_YOUR TASK_
Return the data exactly, with all pictures removed.
— Begin ENTRIES SUPPLIED —
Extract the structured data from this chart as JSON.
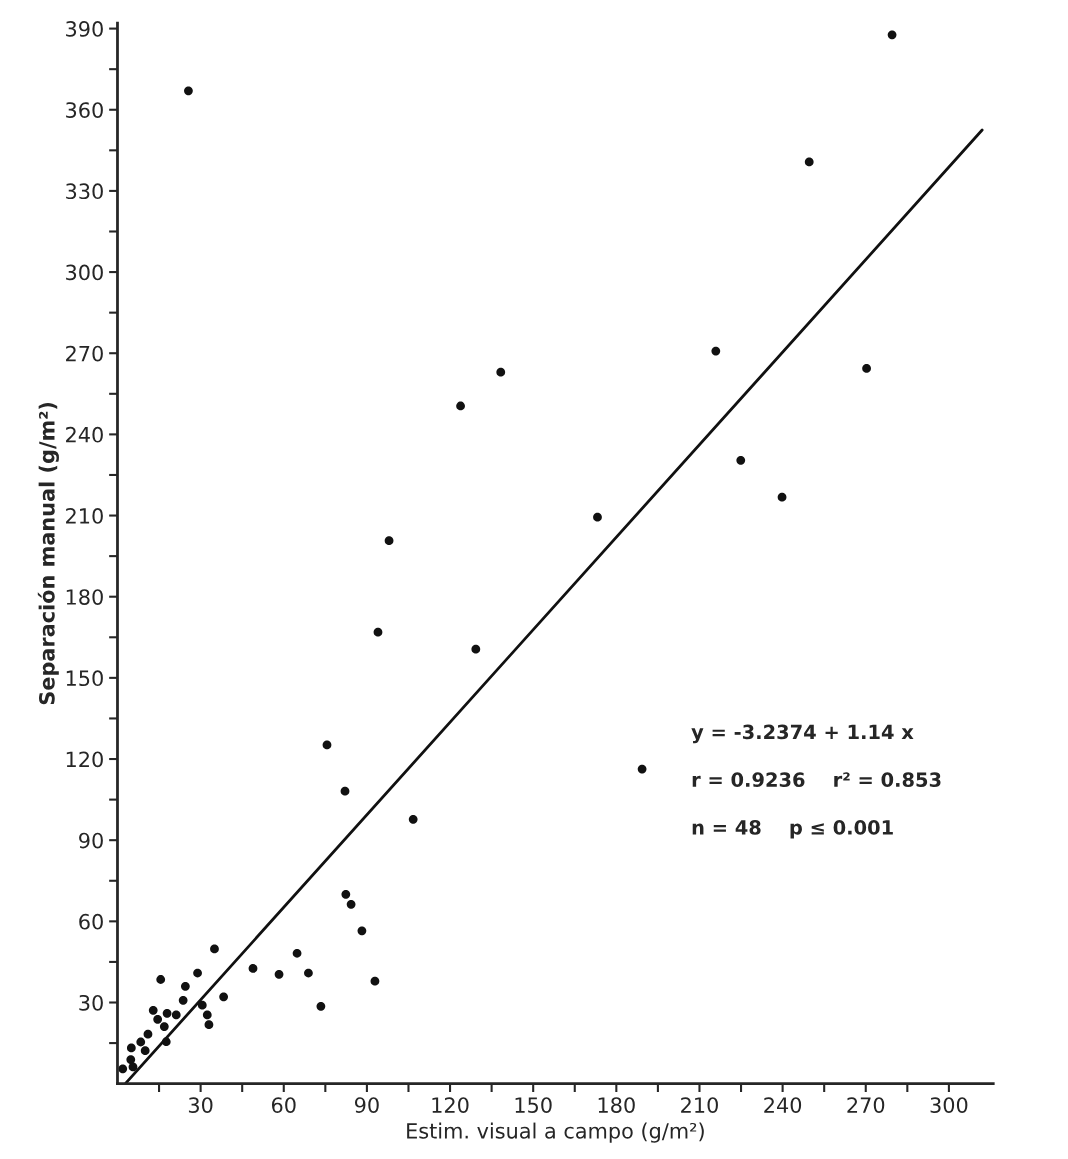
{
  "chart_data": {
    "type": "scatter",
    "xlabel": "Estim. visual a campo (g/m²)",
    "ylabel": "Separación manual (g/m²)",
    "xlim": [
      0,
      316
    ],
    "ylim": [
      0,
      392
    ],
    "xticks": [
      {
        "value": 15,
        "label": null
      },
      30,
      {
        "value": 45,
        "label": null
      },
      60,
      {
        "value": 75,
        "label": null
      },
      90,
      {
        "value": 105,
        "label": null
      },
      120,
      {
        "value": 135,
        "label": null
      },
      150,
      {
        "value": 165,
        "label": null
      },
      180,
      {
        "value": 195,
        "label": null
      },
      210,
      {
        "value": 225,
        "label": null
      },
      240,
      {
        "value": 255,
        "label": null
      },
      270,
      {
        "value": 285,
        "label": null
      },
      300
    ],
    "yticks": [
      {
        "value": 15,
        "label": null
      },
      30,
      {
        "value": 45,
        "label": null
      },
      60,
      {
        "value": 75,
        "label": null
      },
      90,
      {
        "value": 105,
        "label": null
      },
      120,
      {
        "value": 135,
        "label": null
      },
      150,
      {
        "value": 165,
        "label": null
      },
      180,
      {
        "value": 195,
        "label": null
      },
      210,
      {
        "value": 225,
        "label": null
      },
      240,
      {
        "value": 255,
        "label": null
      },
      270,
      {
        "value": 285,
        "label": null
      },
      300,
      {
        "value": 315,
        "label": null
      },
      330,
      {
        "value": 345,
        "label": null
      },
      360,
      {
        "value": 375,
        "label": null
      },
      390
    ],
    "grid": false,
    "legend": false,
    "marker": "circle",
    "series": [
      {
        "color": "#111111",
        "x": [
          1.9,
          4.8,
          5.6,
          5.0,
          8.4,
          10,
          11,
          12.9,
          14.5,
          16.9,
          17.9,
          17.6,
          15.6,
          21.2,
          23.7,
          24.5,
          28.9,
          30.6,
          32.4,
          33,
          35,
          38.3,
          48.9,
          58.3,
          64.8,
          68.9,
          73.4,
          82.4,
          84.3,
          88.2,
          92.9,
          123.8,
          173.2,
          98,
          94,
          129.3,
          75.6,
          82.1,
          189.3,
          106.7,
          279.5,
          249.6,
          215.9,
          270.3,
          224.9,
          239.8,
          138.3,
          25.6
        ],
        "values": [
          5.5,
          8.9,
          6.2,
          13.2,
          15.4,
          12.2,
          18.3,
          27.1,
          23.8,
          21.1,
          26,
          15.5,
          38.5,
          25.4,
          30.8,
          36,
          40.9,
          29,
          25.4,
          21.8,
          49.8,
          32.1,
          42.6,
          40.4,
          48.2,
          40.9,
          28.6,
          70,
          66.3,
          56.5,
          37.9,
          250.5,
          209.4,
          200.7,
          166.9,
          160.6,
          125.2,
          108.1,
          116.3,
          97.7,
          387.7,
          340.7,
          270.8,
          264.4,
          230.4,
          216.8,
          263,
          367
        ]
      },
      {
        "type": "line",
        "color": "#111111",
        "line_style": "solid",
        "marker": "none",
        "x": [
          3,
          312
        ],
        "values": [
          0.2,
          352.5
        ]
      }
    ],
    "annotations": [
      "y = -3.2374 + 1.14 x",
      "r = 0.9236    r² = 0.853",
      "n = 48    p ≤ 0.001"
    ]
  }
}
— End ENTRIES SUPPLIED —
_THE REPLY_
Extract the structured data from this chart as JSON.
{
  "chart_data": {
    "type": "scatter",
    "xlabel": "Estim. visual a campo (g/m²)",
    "ylabel": "Separación manual (g/m²)",
    "xlim": [
      0,
      316
    ],
    "ylim": [
      0,
      392
    ],
    "xticks": [
      {
        "value": 15,
        "label": null
      },
      30,
      {
        "value": 45,
        "label": null
      },
      60,
      {
        "value": 75,
        "label": null
      },
      90,
      {
        "value": 105,
        "label": null
      },
      120,
      {
        "value": 135,
        "label": null
      },
      150,
      {
        "value": 165,
        "label": null
      },
      180,
      {
        "value": 195,
        "label": null
      },
      210,
      {
        "value": 225,
        "label": null
      },
      240,
      {
        "value": 255,
        "label": null
      },
      270,
      {
        "value": 285,
        "label": null
      },
      300
    ],
    "yticks": [
      {
        "value": 15,
        "label": null
      },
      30,
      {
        "value": 45,
        "label": null
      },
      60,
      {
        "value": 75,
        "label": null
      },
      90,
      {
        "value": 105,
        "label": null
      },
      120,
      {
        "value": 135,
        "label": null
      },
      150,
      {
        "value": 165,
        "label": null
      },
      180,
      {
        "value": 195,
        "label": null
      },
      210,
      {
        "value": 225,
        "label": null
      },
      240,
      {
        "value": 255,
        "label": null
      },
      270,
      {
        "value": 285,
        "label": null
      },
      300,
      {
        "value": 315,
        "label": null
      },
      330,
      {
        "value": 345,
        "label": null
      },
      360,
      {
        "value": 375,
        "label": null
      },
      390
    ],
    "grid": false,
    "legend": false,
    "marker": "circle",
    "series": [
      {
        "color": "#111111",
        "x": [
          1.9,
          4.8,
          5.6,
          5.0,
          8.4,
          10,
          11,
          12.9,
          14.5,
          16.9,
          17.9,
          17.6,
          15.6,
          21.2,
          23.7,
          24.5,
          28.9,
          30.6,
          32.4,
          33,
          35,
          38.3,
          48.9,
          58.3,
          64.8,
          68.9,
          73.4,
          82.4,
          84.3,
          88.2,
          92.9,
          123.8,
          173.2,
          98,
          94,
          129.3,
          75.6,
          82.1,
          189.3,
          106.7,
          279.5,
          249.6,
          215.9,
          270.3,
          224.9,
          239.8,
          138.3,
          25.6
        ],
        "values": [
          5.5,
          8.9,
          6.2,
          13.2,
          15.4,
          12.2,
          18.3,
          27.1,
          23.8,
          21.1,
          26,
          15.5,
          38.5,
          25.4,
          30.8,
          36,
          40.9,
          29,
          25.4,
          21.8,
          49.8,
          32.1,
          42.6,
          40.4,
          48.2,
          40.9,
          28.6,
          70,
          66.3,
          56.5,
          37.9,
          250.5,
          209.4,
          200.7,
          166.9,
          160.6,
          125.2,
          108.1,
          116.3,
          97.7,
          387.7,
          340.7,
          270.8,
          264.4,
          230.4,
          216.8,
          263,
          367
        ]
      },
      {
        "type": "line",
        "color": "#111111",
        "line_style": "solid",
        "marker": "none",
        "x": [
          3,
          312
        ],
        "values": [
          0.2,
          352.5
        ]
      }
    ],
    "annotations": [
      "y = -3.2374 + 1.14 x",
      "r = 0.9236    r² = 0.853",
      "n = 48    p ≤ 0.001"
    ]
  }
}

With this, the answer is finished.